(Data excerpts)
------------------------------------

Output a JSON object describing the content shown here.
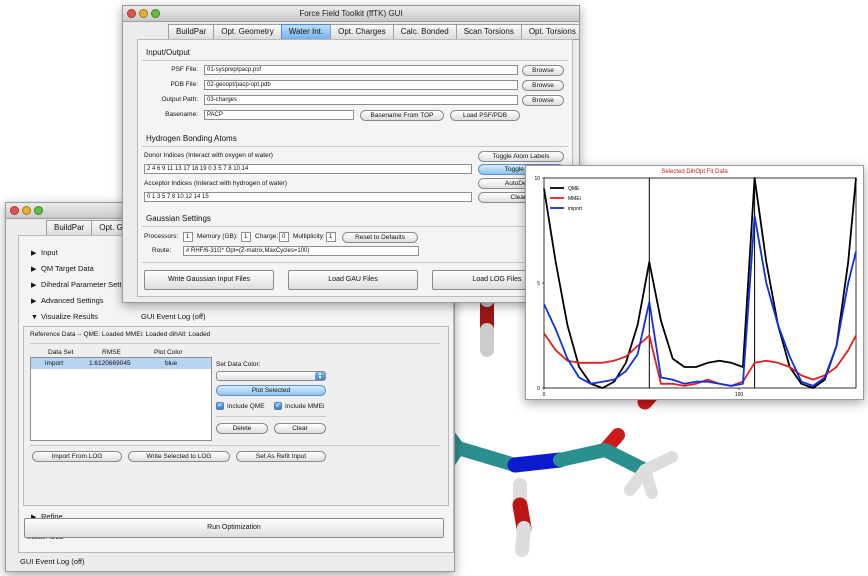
{
  "main_window": {
    "title": "Force Field Toolkit (ffTK) GUI",
    "tabs": [
      "BuildPar",
      "Opt. Geometry",
      "Water Int.",
      "Opt. Charges",
      "Calc. Bonded",
      "Scan Torsions",
      "Opt. Torsions"
    ],
    "io": {
      "heading": "Input/Output",
      "psf_label": "PSF File:",
      "psf_value": "01-sysprep/pacp.psf",
      "pdb_label": "PDB File:",
      "pdb_value": "02-geoopt/pacp-opt.pdb",
      "out_label": "Output Path:",
      "out_value": "03-charges",
      "base_label": "Basename:",
      "base_value": "PACP",
      "browse": "Browse",
      "basename_from_top": "Basename From TOP",
      "load_psf_pdb": "Load PSF/PDB"
    },
    "hb": {
      "heading": "Hydrogen Bonding Atoms",
      "donor_label": "Donor Indices (Interact with oxygen of water)",
      "donor_value": "2 4 6 9 11 13 17 18 19 0 3 5 7 8 10 14",
      "acceptor_label": "Acceptor Indices (Interact with hydrogen of water)",
      "acceptor_value": "0 1 3 5 7 8 10 12 14 15",
      "toggle_atom_labels": "Toggle Atom Labels",
      "toggle_spheres": "Toggle Sph",
      "autodetect": "AutoDetect",
      "clear": "Clear L"
    },
    "gaussian": {
      "heading": "Gaussian Settings",
      "proc_label": "Processors:",
      "proc_value": "1",
      "mem_label": "Memory (GB):",
      "mem_value": "1",
      "charge_label": "Charge:",
      "charge_value": "0",
      "mult_label": "Multiplicity:",
      "mult_value": "1",
      "reset": "Reset to Defaults",
      "route_label": "Route:",
      "route_value": "# RHF/6-31G* Opt=(Z-matrix,MaxCycles=100)"
    },
    "actions": {
      "write": "Write Gaussian Input Files",
      "load_gau": "Load GAU Files",
      "load_log": "Load LOG Files"
    }
  },
  "second_window": {
    "tabs": [
      "BuildPar",
      "Opt. Geome"
    ],
    "sections": [
      "Input",
      "QM Target Data",
      "Dihedral Parameter Settin",
      "Advanced Settings"
    ],
    "visualize": "Visualize Results",
    "gui_log_inline": "GUI Event Log (off)",
    "ref_data": "Reference Data --  QME: Loaded MMEi: Loaded dihAll: Loaded",
    "table": {
      "headers": [
        "Data Set",
        "RMSE",
        "Plot Color"
      ],
      "rows": [
        {
          "set": "import",
          "rmse": "1.6120669045",
          "color": "blue"
        }
      ]
    },
    "set_color_label": "Set Data Color:",
    "plot_selected": "Plot Selected",
    "include_qme": "Include QME",
    "include_mmei": "Include MMEi",
    "delete": "Delete",
    "clear": "Clear",
    "import_from_log": "Import From LOG",
    "write_selected": "Write Selected to LOG",
    "set_refit": "Set As Refit Input",
    "refine": "Refine",
    "status": "Status: IDLE",
    "run": "Run Optimization",
    "gui_log_bottom": "GUI Event Log (off)"
  },
  "plot_window": {
    "title": "Selected DihOpt Fit Data",
    "chart_data": {
      "type": "line",
      "title": "Selected DihOpt Fit Data",
      "x_ticks": [
        "0",
        "100"
      ],
      "y_ticks": [
        "10",
        "5",
        "0"
      ],
      "xlim": [
        0,
        160
      ],
      "ylim": [
        0,
        10
      ],
      "legend_position": "top-left",
      "series": [
        {
          "name": "QME",
          "color": "#000000",
          "x": [
            0,
            6,
            12,
            18,
            24,
            30,
            36,
            42,
            48,
            54,
            60,
            66,
            72,
            78,
            84,
            90,
            96,
            102,
            108,
            114,
            120,
            126,
            132,
            138,
            144,
            150,
            156,
            160
          ],
          "y": [
            9.5,
            6,
            3,
            1,
            0.2,
            0,
            0.3,
            1.2,
            3,
            6,
            3.2,
            1.4,
            1,
            1,
            1.2,
            1.3,
            1.2,
            1,
            10,
            6,
            3,
            1,
            0.2,
            0,
            0.4,
            2,
            6,
            10
          ]
        },
        {
          "name": "MMEi",
          "color": "#e02020",
          "x": [
            0,
            6,
            12,
            18,
            24,
            30,
            36,
            42,
            48,
            54,
            60,
            66,
            72,
            78,
            84,
            90,
            96,
            102,
            108,
            114,
            120,
            126,
            132,
            138,
            144,
            150,
            156,
            160
          ],
          "y": [
            2.6,
            1.8,
            1.3,
            1.2,
            1.2,
            1.2,
            1.3,
            1.5,
            2.0,
            2.5,
            0.2,
            0.2,
            0.1,
            0.2,
            0.4,
            0.2,
            0.1,
            0.3,
            1.2,
            1.3,
            1.2,
            1.0,
            0.6,
            0.4,
            0.6,
            1.0,
            1.8,
            2.5
          ]
        },
        {
          "name": "import",
          "color": "#1030e0",
          "x": [
            0,
            6,
            12,
            18,
            24,
            30,
            36,
            42,
            48,
            54,
            60,
            66,
            72,
            78,
            84,
            90,
            96,
            102,
            108,
            114,
            120,
            126,
            132,
            138,
            144,
            150,
            156,
            160
          ],
          "y": [
            4,
            2.8,
            1.4,
            0.5,
            0.2,
            0.3,
            0.4,
            0.8,
            1.6,
            4.1,
            0.5,
            0.4,
            0.2,
            0.3,
            0.3,
            0.2,
            0.1,
            0.2,
            8.2,
            5,
            3,
            1.5,
            0.3,
            0.1,
            0.5,
            2,
            5,
            6.5
          ]
        }
      ]
    }
  }
}
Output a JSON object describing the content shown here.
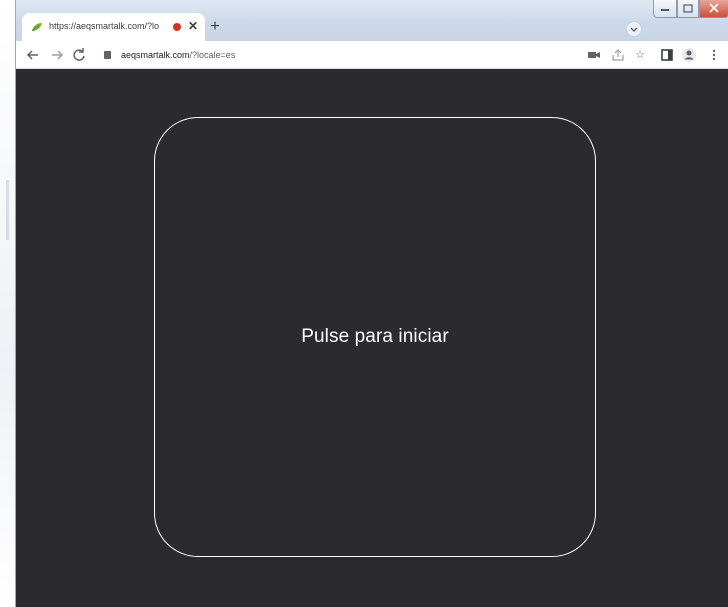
{
  "tab": {
    "title": "https://aeqsmartalk.com/?lo",
    "favicon": "green-leaf-icon"
  },
  "address_bar": {
    "host": "aeqsmartalk.com",
    "path": "/?locale=es"
  },
  "toolbar_icons": [
    "back-icon",
    "forward-icon",
    "reload-icon",
    "lock-icon",
    "video-icon",
    "share-icon",
    "star-icon",
    "side-panel-icon",
    "profile-icon",
    "menu-icon"
  ],
  "main": {
    "start_prompt": "Pulse para iniciar"
  },
  "colors": {
    "page_background": "#2a2a2f",
    "box_border": "#ffffff",
    "record_indicator": "#d93025"
  }
}
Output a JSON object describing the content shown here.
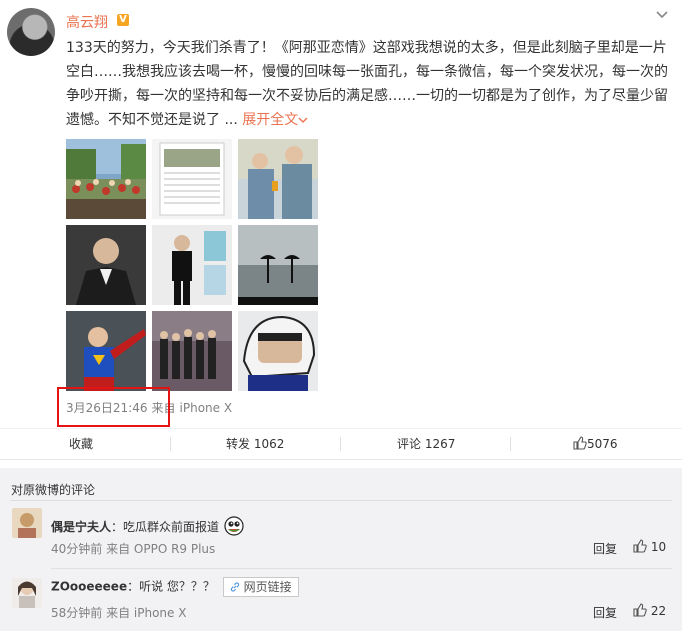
{
  "post": {
    "username": "高云翔",
    "verified_badge": "V",
    "menu_icon": "chevron-down-icon",
    "content": "133天的努力，今天我们杀青了！《阿那亚恋情》这部戏我想说的太多，但是此刻脑子里却是一片空白……我想我应该去喝一杯，慢慢的回味每一张面孔，每一条微信，每一个突发状况，每一次的争吵开撕，每一次的坚持和每一次不妥协后的满足感……一切的一切都是为了创作，为了尽量少留遗憾。不知不觉还是说了 ... ",
    "expand_label": "展开全文",
    "timestamp": "3月26日21:46",
    "source_prefix": "来自",
    "source": "iPhone X",
    "highlight_color": "#e41414",
    "accent_color": "#eb7350"
  },
  "actions": {
    "favorite": "收藏",
    "repost_label": "转发",
    "repost_count": "1062",
    "comment_label": "评论",
    "comment_count": "1267",
    "like_count": "5076"
  },
  "comments": {
    "section_title": "对原微博的评论",
    "items": [
      {
        "user": "偶是宁夫人",
        "separator": "：",
        "text": "吃瓜群众前面报道",
        "emoji": "melon-eating-emoji",
        "time": "40分钟前 来自 OPPO R9 Plus",
        "reply": "回复",
        "likes": "10"
      },
      {
        "user": "ZOooeeeee",
        "separator": "：",
        "text": "听说 您？？？",
        "link_label": "网页链接",
        "time": "58分钟前 来自 iPhone X",
        "reply": "回复",
        "likes": "22"
      }
    ]
  }
}
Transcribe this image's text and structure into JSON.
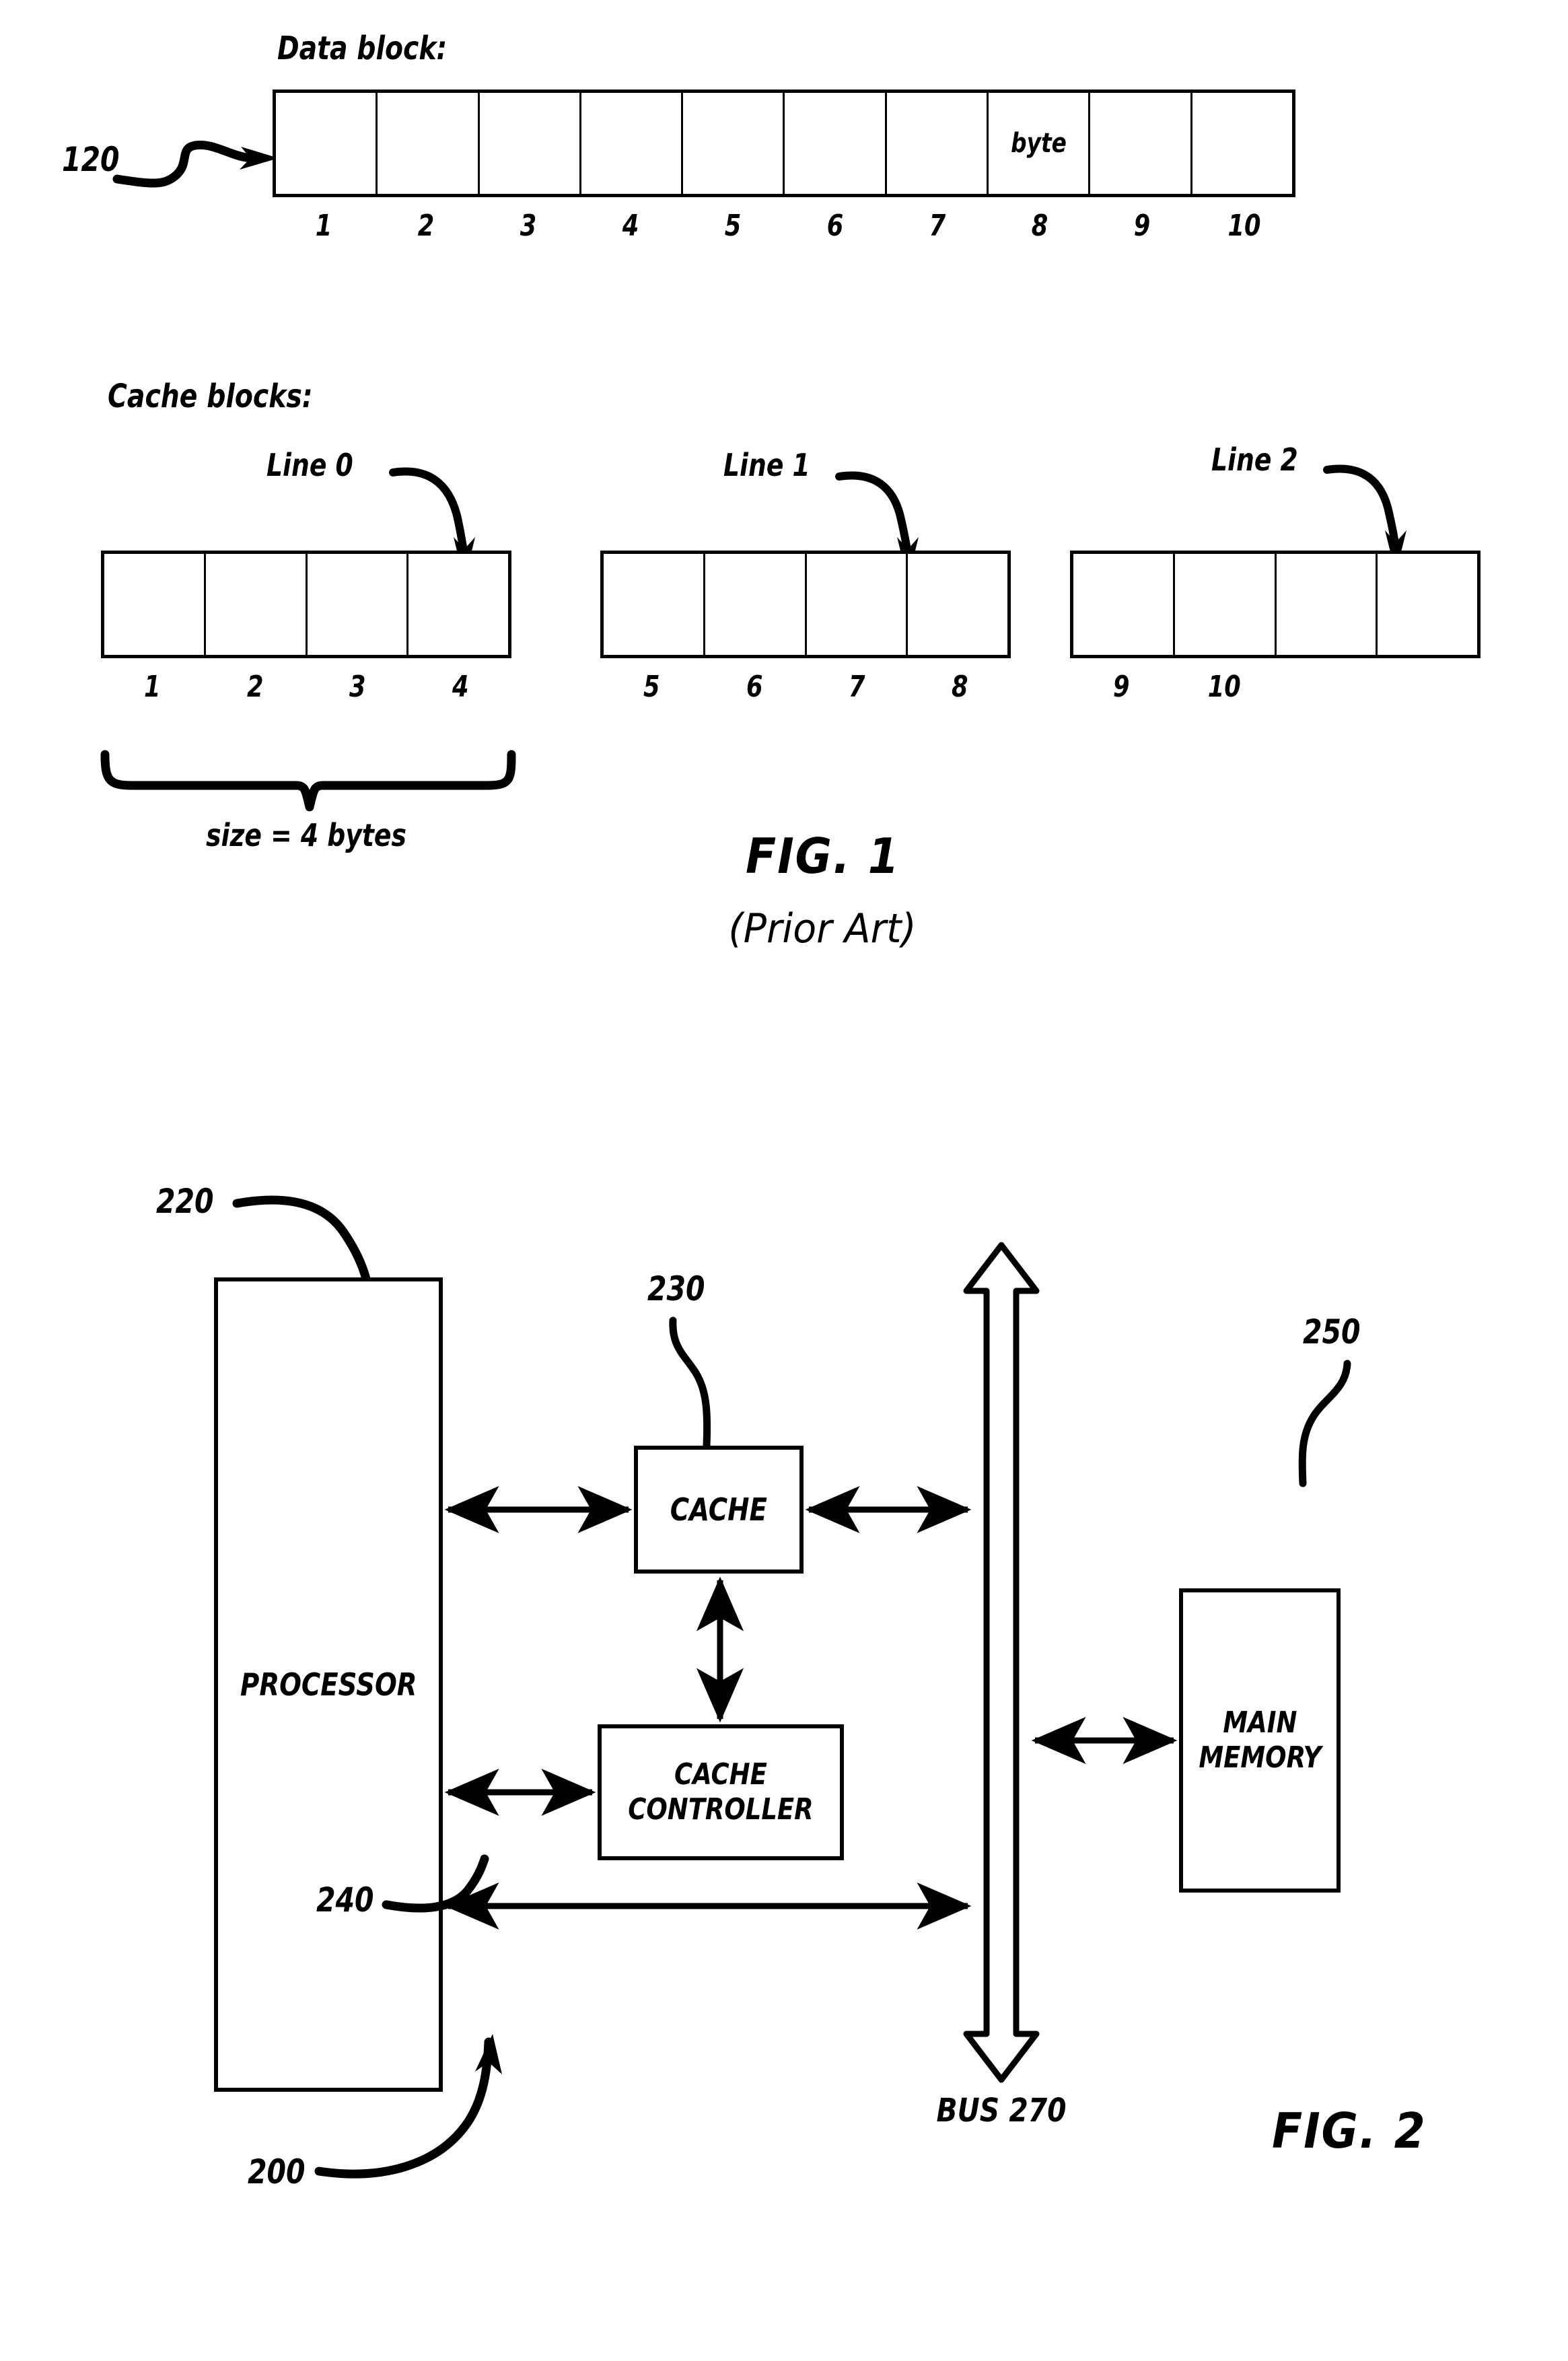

------------------------------------

:: Short task ::
Scan the records above, count the lines with "Files" in them, and give only the number.

:: Expected answer ::
3